▸ The request
Everything in the listing should be restated word for word.

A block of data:
------------------------------------------------------------

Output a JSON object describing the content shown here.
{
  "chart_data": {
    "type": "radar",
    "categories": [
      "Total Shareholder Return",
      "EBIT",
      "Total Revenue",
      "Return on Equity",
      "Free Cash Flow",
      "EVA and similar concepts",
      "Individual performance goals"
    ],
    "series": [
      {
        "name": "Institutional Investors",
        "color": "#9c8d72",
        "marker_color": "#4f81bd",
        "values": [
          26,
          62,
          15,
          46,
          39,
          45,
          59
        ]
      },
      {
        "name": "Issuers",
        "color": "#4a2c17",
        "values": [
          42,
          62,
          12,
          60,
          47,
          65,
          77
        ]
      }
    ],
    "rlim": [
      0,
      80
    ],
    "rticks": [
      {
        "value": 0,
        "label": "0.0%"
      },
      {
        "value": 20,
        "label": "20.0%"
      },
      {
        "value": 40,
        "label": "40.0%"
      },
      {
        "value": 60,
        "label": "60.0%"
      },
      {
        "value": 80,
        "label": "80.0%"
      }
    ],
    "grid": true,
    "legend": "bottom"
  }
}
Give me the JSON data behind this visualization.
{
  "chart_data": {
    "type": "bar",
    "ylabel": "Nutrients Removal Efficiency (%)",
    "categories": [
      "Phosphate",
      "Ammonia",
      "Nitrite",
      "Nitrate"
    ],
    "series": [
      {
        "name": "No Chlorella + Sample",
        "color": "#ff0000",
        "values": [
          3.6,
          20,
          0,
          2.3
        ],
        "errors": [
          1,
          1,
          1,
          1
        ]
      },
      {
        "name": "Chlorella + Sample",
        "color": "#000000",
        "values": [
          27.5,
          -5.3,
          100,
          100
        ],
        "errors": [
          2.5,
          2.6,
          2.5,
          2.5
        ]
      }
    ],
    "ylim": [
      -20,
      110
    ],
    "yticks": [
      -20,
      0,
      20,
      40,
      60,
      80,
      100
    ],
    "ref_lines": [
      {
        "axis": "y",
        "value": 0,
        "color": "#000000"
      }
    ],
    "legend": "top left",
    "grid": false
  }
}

------------------------------------------------------------

▸ Solution for this problem
Output a JSON object describing the content shown here.
{
  "chart_data": {
    "type": "radar",
    "categories": [
      "Total Shareholder Return",
      "EBIT",
      "Total Revenue",
      "Return on Equity",
      "Free Cash Flow",
      "EVA and similar concepts",
      "Individual performance goals"
    ],
    "series": [
      {
        "name": "Institutional Investors",
        "color": "#9c8d72",
        "marker_color": "#4f81bd",
        "values": [
          26,
          62,
          15,
          46,
          39,
          45,
          59
        ]
      },
      {
        "name": "Issuers",
        "color": "#4a2c17",
        "values": [
          42,
          62,
          12,
          60,
          47,
          65,
          77
        ]
      }
    ],
    "rlim": [
      0,
      80
    ],
    "rticks": [
      {
        "value": 0,
        "label": "0.0%"
      },
      {
        "value": 20,
        "label": "20.0%"
      },
      {
        "value": 40,
        "label": "40.0%"
      },
      {
        "value": 60,
        "label": "60.0%"
      },
      {
        "value": 80,
        "label": "80.0%"
      }
    ],
    "grid": true,
    "legend": "bottom"
  }
}
Give me the JSON data behind this visualization.
{
  "chart_data": {
    "type": "bar",
    "ylabel": "Nutrients Removal Efficiency (%)",
    "categories": [
      "Phosphate",
      "Ammonia",
      "Nitrite",
      "Nitrate"
    ],
    "series": [
      {
        "name": "No Chlorella + Sample",
        "color": "#ff0000",
        "values": [
          3.6,
          20,
          0,
          2.3
        ],
        "errors": [
          1,
          1,
          1,
          1
        ]
      },
      {
        "name": "Chlorella + Sample",
        "color": "#000000",
        "values": [
          27.5,
          -5.3,
          100,
          100
        ],
        "errors": [
          2.5,
          2.6,
          2.5,
          2.5
        ]
      }
    ],
    "ylim": [
      -20,
      110
    ],
    "yticks": [
      -20,
      0,
      20,
      40,
      60,
      80,
      100
    ],
    "ref_lines": [
      {
        "axis": "y",
        "value": 0,
        "color": "#000000"
      }
    ],
    "legend": "top left",
    "grid": false
  }
}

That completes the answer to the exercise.